(Stored data)
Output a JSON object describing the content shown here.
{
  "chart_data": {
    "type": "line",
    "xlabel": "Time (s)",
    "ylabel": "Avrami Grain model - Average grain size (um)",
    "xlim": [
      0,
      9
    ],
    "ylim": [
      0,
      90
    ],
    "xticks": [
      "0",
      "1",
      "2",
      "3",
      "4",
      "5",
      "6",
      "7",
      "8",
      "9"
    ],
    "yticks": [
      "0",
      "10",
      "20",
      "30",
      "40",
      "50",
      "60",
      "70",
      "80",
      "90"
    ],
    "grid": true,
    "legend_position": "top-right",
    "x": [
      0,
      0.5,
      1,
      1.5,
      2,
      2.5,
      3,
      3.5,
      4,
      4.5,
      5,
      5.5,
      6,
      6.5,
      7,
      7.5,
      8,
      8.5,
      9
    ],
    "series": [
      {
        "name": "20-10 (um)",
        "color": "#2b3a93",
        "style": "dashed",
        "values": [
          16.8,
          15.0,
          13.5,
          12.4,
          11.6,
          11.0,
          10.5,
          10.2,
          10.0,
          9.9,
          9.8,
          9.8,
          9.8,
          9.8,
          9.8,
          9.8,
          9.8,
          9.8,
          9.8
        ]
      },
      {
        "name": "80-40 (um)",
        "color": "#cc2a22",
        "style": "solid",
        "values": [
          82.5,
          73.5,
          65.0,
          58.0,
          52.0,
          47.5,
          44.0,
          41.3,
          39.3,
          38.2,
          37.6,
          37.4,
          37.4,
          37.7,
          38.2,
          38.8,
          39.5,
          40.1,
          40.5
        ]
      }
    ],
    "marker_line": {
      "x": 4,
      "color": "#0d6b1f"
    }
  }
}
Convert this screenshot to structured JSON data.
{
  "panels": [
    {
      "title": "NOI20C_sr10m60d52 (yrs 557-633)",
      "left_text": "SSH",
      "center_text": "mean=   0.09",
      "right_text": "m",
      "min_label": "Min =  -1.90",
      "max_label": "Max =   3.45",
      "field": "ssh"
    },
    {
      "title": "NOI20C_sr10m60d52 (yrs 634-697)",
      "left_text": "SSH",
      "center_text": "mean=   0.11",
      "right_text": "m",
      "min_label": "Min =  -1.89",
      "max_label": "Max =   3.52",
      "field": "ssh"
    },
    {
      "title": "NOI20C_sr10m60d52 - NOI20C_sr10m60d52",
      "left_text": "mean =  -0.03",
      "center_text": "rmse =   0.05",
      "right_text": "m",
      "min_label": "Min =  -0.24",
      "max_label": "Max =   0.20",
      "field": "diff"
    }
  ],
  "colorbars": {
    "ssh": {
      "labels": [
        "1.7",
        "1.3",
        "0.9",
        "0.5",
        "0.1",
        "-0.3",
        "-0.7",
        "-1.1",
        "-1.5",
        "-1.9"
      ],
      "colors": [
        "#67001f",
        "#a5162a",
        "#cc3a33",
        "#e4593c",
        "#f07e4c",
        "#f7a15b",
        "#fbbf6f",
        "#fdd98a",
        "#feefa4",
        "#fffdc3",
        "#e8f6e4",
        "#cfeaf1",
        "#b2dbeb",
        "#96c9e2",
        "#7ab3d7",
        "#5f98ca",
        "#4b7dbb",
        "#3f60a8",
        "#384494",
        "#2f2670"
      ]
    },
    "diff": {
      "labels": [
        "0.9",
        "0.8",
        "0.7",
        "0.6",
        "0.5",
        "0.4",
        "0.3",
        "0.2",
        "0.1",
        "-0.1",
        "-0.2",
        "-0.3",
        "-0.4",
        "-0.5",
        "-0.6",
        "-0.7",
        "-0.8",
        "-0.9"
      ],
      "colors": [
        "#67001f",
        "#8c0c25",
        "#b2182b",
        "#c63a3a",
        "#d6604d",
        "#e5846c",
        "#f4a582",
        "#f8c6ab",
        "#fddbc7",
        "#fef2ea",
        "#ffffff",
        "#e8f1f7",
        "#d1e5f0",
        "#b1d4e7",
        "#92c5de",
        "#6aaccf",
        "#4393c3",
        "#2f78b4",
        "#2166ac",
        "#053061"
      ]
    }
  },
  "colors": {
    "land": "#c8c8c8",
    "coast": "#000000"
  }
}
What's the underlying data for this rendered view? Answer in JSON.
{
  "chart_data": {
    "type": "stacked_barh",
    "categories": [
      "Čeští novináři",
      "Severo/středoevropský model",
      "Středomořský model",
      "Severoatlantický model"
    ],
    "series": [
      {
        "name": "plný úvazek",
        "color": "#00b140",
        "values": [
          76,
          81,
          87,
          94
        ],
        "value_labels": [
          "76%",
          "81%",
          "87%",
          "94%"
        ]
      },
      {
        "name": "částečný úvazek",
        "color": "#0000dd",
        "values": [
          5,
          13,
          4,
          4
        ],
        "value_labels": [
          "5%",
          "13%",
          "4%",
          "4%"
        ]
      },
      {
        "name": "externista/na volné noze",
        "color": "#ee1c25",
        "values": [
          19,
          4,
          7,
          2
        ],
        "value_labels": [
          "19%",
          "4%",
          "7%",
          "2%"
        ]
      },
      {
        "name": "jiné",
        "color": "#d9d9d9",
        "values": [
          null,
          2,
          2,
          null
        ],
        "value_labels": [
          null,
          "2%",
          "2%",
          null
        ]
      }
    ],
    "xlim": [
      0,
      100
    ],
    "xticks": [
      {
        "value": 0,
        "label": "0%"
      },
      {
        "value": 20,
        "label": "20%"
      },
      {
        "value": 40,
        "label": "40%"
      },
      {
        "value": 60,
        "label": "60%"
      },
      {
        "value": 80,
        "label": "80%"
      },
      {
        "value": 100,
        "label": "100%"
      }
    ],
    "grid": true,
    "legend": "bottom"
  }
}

_Request_. Repeat the data precisely, line by line.

_Exercise answer_.
Output a JSON object describing the content shown here.
{
  "chart_data": {
    "type": "line",
    "xlabel": "Time (s)",
    "ylabel": "Avrami Grain model - Average grain size (um)",
    "xlim": [
      0,
      9
    ],
    "ylim": [
      0,
      90
    ],
    "xticks": [
      "0",
      "1",
      "2",
      "3",
      "4",
      "5",
      "6",
      "7",
      "8",
      "9"
    ],
    "yticks": [
      "0",
      "10",
      "20",
      "30",
      "40",
      "50",
      "60",
      "70",
      "80",
      "90"
    ],
    "grid": true,
    "legend_position": "top-right",
    "x": [
      0,
      0.5,
      1,
      1.5,
      2,
      2.5,
      3,
      3.5,
      4,
      4.5,
      5,
      5.5,
      6,
      6.5,
      7,
      7.5,
      8,
      8.5,
      9
    ],
    "series": [
      {
        "name": "20-10 (um)",
        "color": "#2b3a93",
        "style": "dashed",
        "values": [
          16.8,
          15.0,
          13.5,
          12.4,
          11.6,
          11.0,
          10.5,
          10.2,
          10.0,
          9.9,
          9.8,
          9.8,
          9.8,
          9.8,
          9.8,
          9.8,
          9.8,
          9.8,
          9.8
        ]
      },
      {
        "name": "80-40 (um)",
        "color": "#cc2a22",
        "style": "solid",
        "values": [
          82.5,
          73.5,
          65.0,
          58.0,
          52.0,
          47.5,
          44.0,
          41.3,
          39.3,
          38.2,
          37.6,
          37.4,
          37.4,
          37.7,
          38.2,
          38.8,
          39.5,
          40.1,
          40.5
        ]
      }
    ],
    "marker_line": {
      "x": 4,
      "color": "#0d6b1f"
    }
  }
}
Convert this screenshot to structured JSON data.
{
  "panels": [
    {
      "title": "NOI20C_sr10m60d52 (yrs 557-633)",
      "left_text": "SSH",
      "center_text": "mean=   0.09",
      "right_text": "m",
      "min_label": "Min =  -1.90",
      "max_label": "Max =   3.45",
      "field": "ssh"
    },
    {
      "title": "NOI20C_sr10m60d52 (yrs 634-697)",
      "left_text": "SSH",
      "center_text": "mean=   0.11",
      "right_text": "m",
      "min_label": "Min =  -1.89",
      "max_label": "Max =   3.52",
      "field": "ssh"
    },
    {
      "title": "NOI20C_sr10m60d52 - NOI20C_sr10m60d52",
      "left_text": "mean =  -0.03",
      "center_text": "rmse =   0.05",
      "right_text": "m",
      "min_label": "Min =  -0.24",
      "max_label": "Max =   0.20",
      "field": "diff"
    }
  ],
  "colorbars": {
    "ssh": {
      "labels": [
        "1.7",
        "1.3",
        "0.9",
        "0.5",
        "0.1",
        "-0.3",
        "-0.7",
        "-1.1",
        "-1.5",
        "-1.9"
      ],
      "colors": [
        "#67001f",
        "#a5162a",
        "#cc3a33",
        "#e4593c",
        "#f07e4c",
        "#f7a15b",
        "#fbbf6f",
        "#fdd98a",
        "#feefa4",
        "#fffdc3",
        "#e8f6e4",
        "#cfeaf1",
        "#b2dbeb",
        "#96c9e2",
        "#7ab3d7",
        "#5f98ca",
        "#4b7dbb",
        "#3f60a8",
        "#384494",
        "#2f2670"
      ]
    },
    "diff": {
      "labels": [
        "0.9",
        "0.8",
        "0.7",
        "0.6",
        "0.5",
        "0.4",
        "0.3",
        "0.2",
        "0.1",
        "-0.1",
        "-0.2",
        "-0.3",
        "-0.4",
        "-0.5",
        "-0.6",
        "-0.7",
        "-0.8",
        "-0.9"
      ],
      "colors": [
        "#67001f",
        "#8c0c25",
        "#b2182b",
        "#c63a3a",
        "#d6604d",
        "#e5846c",
        "#f4a582",
        "#f8c6ab",
        "#fddbc7",
        "#fef2ea",
        "#ffffff",
        "#e8f1f7",
        "#d1e5f0",
        "#b1d4e7",
        "#92c5de",
        "#6aaccf",
        "#4393c3",
        "#2f78b4",
        "#2166ac",
        "#053061"
      ]
    }
  },
  "colors": {
    "land": "#c8c8c8",
    "coast": "#000000"
  }
}
What's the underlying data for this rendered view? Answer in JSON.
{
  "chart_data": {
    "type": "stacked_barh",
    "categories": [
      "Čeští novináři",
      "Severo/středoevropský model",
      "Středomořský model",
      "Severoatlantický model"
    ],
    "series": [
      {
        "name": "plný úvazek",
        "color": "#00b140",
        "values": [
          76,
          81,
          87,
          94
        ],
        "value_labels": [
          "76%",
          "81%",
          "87%",
          "94%"
        ]
      },
      {
        "name": "částečný úvazek",
        "color": "#0000dd",
        "values": [
          5,
          13,
          4,
          4
        ],
        "value_labels": [
          "5%",
          "13%",
          "4%",
          "4%"
        ]
      },
      {
        "name": "externista/na volné noze",
        "color": "#ee1c25",
        "values": [
          19,
          4,
          7,
          2
        ],
        "value_labels": [
          "19%",
          "4%",
          "7%",
          "2%"
        ]
      },
      {
        "name": "jiné",
        "color": "#d9d9d9",
        "values": [
          null,
          2,
          2,
          null
        ],
        "value_labels": [
          null,
          "2%",
          "2%",
          null
        ]
      }
    ],
    "xlim": [
      0,
      100
    ],
    "xticks": [
      {
        "value": 0,
        "label": "0%"
      },
      {
        "value": 20,
        "label": "20%"
      },
      {
        "value": 40,
        "label": "40%"
      },
      {
        "value": 60,
        "label": "60%"
      },
      {
        "value": 80,
        "label": "80%"
      },
      {
        "value": 100,
        "label": "100%"
      }
    ],
    "grid": true,
    "legend": "bottom"
  }
}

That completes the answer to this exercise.